[Structured figure records]

------------------------------

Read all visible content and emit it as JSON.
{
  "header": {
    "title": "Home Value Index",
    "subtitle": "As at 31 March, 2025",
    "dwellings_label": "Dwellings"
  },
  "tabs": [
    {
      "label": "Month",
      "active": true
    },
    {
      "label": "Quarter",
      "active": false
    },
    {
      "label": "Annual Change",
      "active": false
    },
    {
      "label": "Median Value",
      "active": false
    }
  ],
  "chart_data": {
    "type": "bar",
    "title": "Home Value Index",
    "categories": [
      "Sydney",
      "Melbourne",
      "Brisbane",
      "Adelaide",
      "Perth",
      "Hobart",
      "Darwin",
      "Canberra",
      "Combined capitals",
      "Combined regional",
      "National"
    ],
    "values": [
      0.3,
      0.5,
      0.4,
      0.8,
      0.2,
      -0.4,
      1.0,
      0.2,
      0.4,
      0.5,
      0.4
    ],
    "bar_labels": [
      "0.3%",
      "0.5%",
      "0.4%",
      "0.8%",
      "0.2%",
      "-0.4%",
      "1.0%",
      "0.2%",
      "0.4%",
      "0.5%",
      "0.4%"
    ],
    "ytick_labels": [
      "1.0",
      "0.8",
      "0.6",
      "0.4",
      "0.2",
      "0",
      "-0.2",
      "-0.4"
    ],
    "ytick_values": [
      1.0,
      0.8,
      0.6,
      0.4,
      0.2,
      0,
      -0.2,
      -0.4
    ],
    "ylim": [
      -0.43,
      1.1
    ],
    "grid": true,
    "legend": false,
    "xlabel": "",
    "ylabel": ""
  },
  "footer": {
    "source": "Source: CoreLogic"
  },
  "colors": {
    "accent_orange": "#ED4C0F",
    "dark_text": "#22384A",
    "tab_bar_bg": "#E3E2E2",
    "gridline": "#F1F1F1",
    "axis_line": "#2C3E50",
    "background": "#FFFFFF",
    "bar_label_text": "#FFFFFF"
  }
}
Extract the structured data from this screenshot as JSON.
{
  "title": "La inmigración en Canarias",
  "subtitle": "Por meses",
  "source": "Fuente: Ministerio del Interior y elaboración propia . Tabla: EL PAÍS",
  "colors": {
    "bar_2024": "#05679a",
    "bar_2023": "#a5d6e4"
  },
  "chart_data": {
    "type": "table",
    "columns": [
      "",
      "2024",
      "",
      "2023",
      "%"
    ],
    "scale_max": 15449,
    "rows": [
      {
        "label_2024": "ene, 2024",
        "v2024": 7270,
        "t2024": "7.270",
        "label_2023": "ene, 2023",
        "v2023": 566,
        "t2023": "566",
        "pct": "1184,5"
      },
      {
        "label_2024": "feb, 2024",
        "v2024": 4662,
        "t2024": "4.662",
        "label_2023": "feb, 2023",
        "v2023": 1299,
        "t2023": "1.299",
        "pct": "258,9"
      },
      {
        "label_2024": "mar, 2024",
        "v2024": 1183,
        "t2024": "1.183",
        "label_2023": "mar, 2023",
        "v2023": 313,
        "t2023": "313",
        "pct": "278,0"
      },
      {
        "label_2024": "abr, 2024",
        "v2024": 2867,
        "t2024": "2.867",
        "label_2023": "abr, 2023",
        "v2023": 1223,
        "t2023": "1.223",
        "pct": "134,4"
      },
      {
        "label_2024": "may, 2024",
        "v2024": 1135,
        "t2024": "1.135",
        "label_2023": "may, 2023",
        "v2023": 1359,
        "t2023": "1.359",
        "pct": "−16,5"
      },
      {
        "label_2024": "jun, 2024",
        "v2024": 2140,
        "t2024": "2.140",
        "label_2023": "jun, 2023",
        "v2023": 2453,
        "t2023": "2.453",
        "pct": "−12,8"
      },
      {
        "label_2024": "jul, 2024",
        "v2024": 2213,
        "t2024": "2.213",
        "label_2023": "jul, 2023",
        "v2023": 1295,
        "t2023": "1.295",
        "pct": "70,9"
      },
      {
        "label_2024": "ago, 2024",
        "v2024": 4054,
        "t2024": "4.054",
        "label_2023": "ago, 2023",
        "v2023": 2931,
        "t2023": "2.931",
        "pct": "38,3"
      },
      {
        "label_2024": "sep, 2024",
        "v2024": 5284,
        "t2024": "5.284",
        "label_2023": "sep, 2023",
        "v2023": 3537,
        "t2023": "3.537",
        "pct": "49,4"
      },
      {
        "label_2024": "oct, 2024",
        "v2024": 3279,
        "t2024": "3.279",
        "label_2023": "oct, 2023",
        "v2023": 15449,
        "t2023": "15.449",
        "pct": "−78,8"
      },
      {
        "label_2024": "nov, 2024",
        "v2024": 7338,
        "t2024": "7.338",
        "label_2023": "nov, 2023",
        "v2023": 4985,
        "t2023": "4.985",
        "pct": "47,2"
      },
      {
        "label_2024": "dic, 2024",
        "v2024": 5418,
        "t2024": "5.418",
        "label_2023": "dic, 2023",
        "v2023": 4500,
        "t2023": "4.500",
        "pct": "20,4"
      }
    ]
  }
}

------------------------------

**Written task**
Output each entry precisely as given.

**Full output**
Read all visible content and emit it as JSON.
{
  "header": {
    "title": "Home Value Index",
    "subtitle": "As at 31 March, 2025",
    "dwellings_label": "Dwellings"
  },
  "tabs": [
    {
      "label": "Month",
      "active": true
    },
    {
      "label": "Quarter",
      "active": false
    },
    {
      "label": "Annual Change",
      "active": false
    },
    {
      "label": "Median Value",
      "active": false
    }
  ],
  "chart_data": {
    "type": "bar",
    "title": "Home Value Index",
    "categories": [
      "Sydney",
      "Melbourne",
      "Brisbane",
      "Adelaide",
      "Perth",
      "Hobart",
      "Darwin",
      "Canberra",
      "Combined capitals",
      "Combined regional",
      "National"
    ],
    "values": [
      0.3,
      0.5,
      0.4,
      0.8,
      0.2,
      -0.4,
      1.0,
      0.2,
      0.4,
      0.5,
      0.4
    ],
    "bar_labels": [
      "0.3%",
      "0.5%",
      "0.4%",
      "0.8%",
      "0.2%",
      "-0.4%",
      "1.0%",
      "0.2%",
      "0.4%",
      "0.5%",
      "0.4%"
    ],
    "ytick_labels": [
      "1.0",
      "0.8",
      "0.6",
      "0.4",
      "0.2",
      "0",
      "-0.2",
      "-0.4"
    ],
    "ytick_values": [
      1.0,
      0.8,
      0.6,
      0.4,
      0.2,
      0,
      -0.2,
      -0.4
    ],
    "ylim": [
      -0.43,
      1.1
    ],
    "grid": true,
    "legend": false,
    "xlabel": "",
    "ylabel": ""
  },
  "footer": {
    "source": "Source: CoreLogic"
  },
  "colors": {
    "accent_orange": "#ED4C0F",
    "dark_text": "#22384A",
    "tab_bar_bg": "#E3E2E2",
    "gridline": "#F1F1F1",
    "axis_line": "#2C3E50",
    "background": "#FFFFFF",
    "bar_label_text": "#FFFFFF"
  }
}
Extract the structured data from this screenshot as JSON.
{
  "title": "La inmigración en Canarias",
  "subtitle": "Por meses",
  "source": "Fuente: Ministerio del Interior y elaboración propia . Tabla: EL PAÍS",
  "colors": {
    "bar_2024": "#05679a",
    "bar_2023": "#a5d6e4"
  },
  "chart_data": {
    "type": "table",
    "columns": [
      "",
      "2024",
      "",
      "2023",
      "%"
    ],
    "scale_max": 15449,
    "rows": [
      {
        "label_2024": "ene, 2024",
        "v2024": 7270,
        "t2024": "7.270",
        "label_2023": "ene, 2023",
        "v2023": 566,
        "t2023": "566",
        "pct": "1184,5"
      },
      {
        "label_2024": "feb, 2024",
        "v2024": 4662,
        "t2024": "4.662",
        "label_2023": "feb, 2023",
        "v2023": 1299,
        "t2023": "1.299",
        "pct": "258,9"
      },
      {
        "label_2024": "mar, 2024",
        "v2024": 1183,
        "t2024": "1.183",
        "label_2023": "mar, 2023",
        "v2023": 313,
        "t2023": "313",
        "pct": "278,0"
      },
      {
        "label_2024": "abr, 2024",
        "v2024": 2867,
        "t2024": "2.867",
        "label_2023": "abr, 2023",
        "v2023": 1223,
        "t2023": "1.223",
        "pct": "134,4"
      },
      {
        "label_2024": "may, 2024",
        "v2024": 1135,
        "t2024": "1.135",
        "label_2023": "may, 2023",
        "v2023": 1359,
        "t2023": "1.359",
        "pct": "−16,5"
      },
      {
        "label_2024": "jun, 2024",
        "v2024": 2140,
        "t2024": "2.140",
        "label_2023": "jun, 2023",
        "v2023": 2453,
        "t2023": "2.453",
        "pct": "−12,8"
      },
      {
        "label_2024": "jul, 2024",
        "v2024": 2213,
        "t2024": "2.213",
        "label_2023": "jul, 2023",
        "v2023": 1295,
        "t2023": "1.295",
        "pct": "70,9"
      },
      {
        "label_2024": "ago, 2024",
        "v2024": 4054,
        "t2024": "4.054",
        "label_2023": "ago, 2023",
        "v2023": 2931,
        "t2023": "2.931",
        "pct": "38,3"
      },
      {
        "label_2024": "sep, 2024",
        "v2024": 5284,
        "t2024": "5.284",
        "label_2023": "sep, 2023",
        "v2023": 3537,
        "t2023": "3.537",
        "pct": "49,4"
      },
      {
        "label_2024": "oct, 2024",
        "v2024": 3279,
        "t2024": "3.279",
        "label_2023": "oct, 2023",
        "v2023": 15449,
        "t2023": "15.449",
        "pct": "−78,8"
      },
      {
        "label_2024": "nov, 2024",
        "v2024": 7338,
        "t2024": "7.338",
        "label_2023": "nov, 2023",
        "v2023": 4985,
        "t2023": "4.985",
        "pct": "47,2"
      },
      {
        "label_2024": "dic, 2024",
        "v2024": 5418,
        "t2024": "5.418",
        "label_2023": "dic, 2023",
        "v2023": 4500,
        "t2023": "4.500",
        "pct": "20,4"
      }
    ]
  }
}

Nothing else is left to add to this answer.